# EXCERPTED DATA
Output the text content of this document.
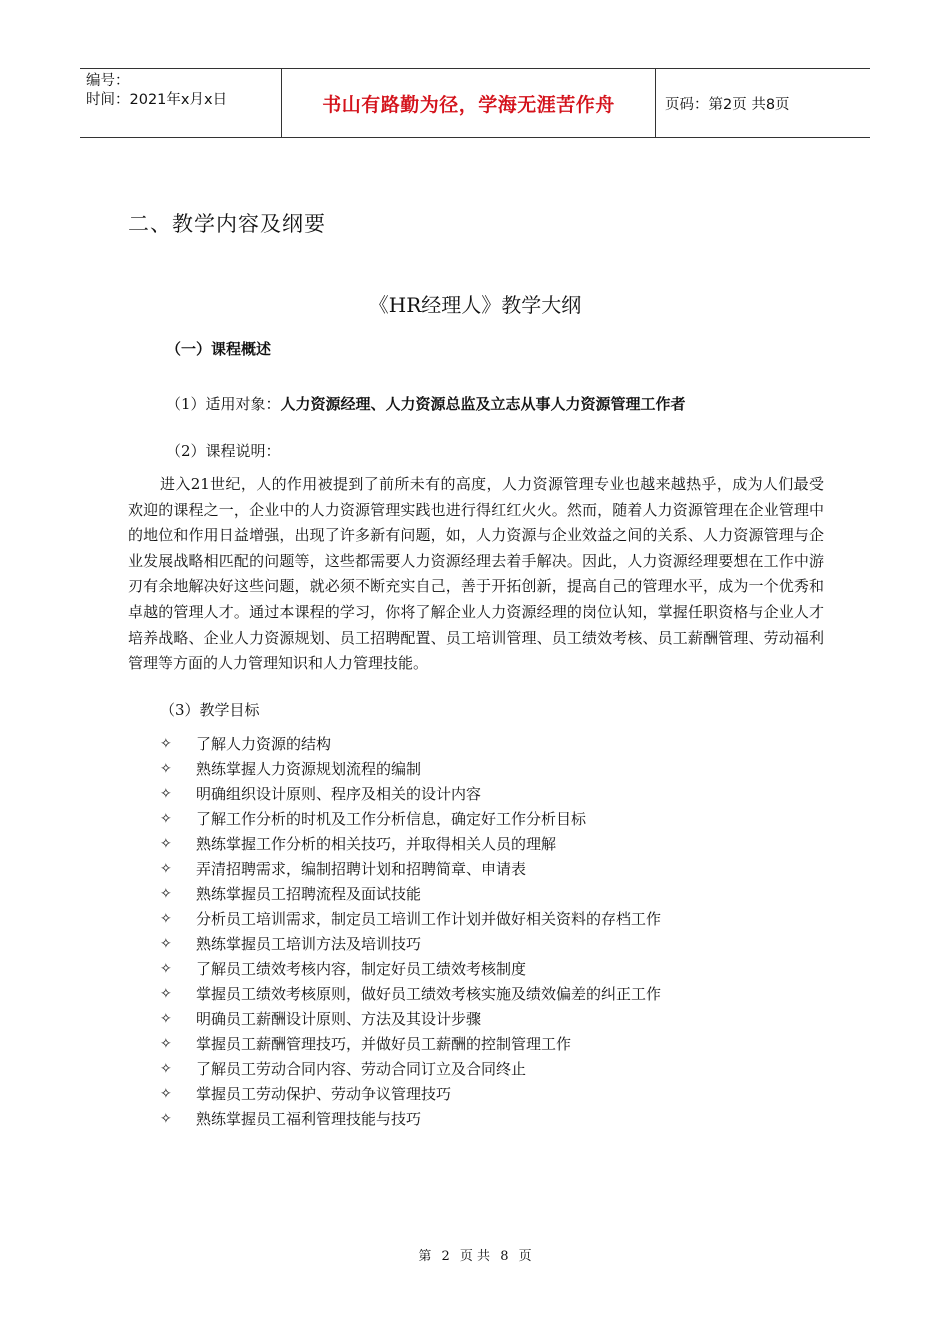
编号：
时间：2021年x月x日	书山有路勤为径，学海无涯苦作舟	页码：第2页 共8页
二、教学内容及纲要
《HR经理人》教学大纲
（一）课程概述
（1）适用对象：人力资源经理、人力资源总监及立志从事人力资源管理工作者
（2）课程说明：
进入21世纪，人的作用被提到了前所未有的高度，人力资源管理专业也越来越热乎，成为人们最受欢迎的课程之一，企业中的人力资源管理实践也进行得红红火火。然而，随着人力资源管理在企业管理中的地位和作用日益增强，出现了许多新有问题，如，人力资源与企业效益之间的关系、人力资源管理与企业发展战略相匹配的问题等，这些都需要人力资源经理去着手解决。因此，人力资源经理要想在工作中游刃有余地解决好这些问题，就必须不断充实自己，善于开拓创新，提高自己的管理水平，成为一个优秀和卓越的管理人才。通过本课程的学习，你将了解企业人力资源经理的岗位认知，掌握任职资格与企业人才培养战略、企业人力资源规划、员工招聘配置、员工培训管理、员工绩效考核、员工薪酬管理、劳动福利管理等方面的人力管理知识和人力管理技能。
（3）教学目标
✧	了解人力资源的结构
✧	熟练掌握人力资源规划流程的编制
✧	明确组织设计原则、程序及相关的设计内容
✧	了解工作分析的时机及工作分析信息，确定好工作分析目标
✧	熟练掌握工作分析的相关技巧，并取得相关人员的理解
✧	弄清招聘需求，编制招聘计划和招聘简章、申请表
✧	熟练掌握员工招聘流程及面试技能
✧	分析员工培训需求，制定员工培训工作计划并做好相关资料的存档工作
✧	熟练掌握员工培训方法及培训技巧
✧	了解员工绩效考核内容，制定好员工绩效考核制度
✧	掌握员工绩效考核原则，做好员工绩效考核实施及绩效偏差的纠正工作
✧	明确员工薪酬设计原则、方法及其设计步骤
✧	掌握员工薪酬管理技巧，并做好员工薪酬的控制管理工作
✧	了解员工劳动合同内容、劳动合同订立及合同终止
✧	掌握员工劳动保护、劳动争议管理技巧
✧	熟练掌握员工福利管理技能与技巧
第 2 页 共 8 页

---

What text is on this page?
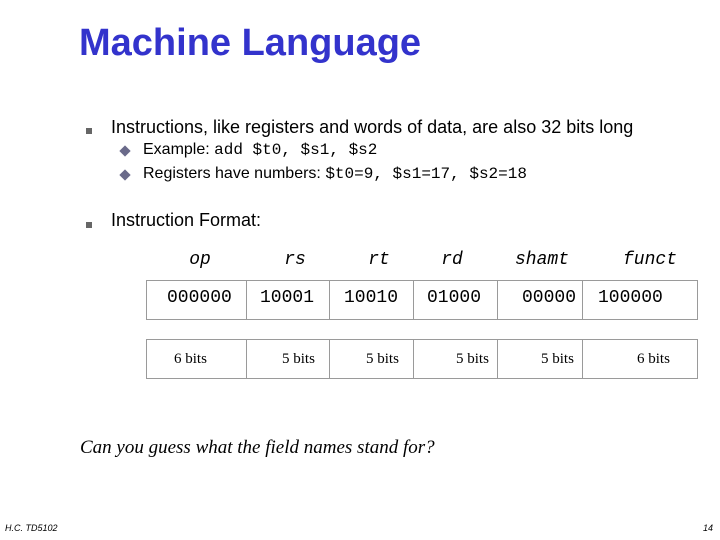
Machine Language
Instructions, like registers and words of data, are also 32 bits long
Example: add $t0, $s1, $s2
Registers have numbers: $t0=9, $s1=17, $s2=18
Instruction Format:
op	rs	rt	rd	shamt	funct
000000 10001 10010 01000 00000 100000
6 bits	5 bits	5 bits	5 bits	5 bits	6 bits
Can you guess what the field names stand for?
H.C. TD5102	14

# EXERCISE DESCRIPTION
Give only the number of lines in the listing above that include the string "text".

# EXERCISE RESULT
2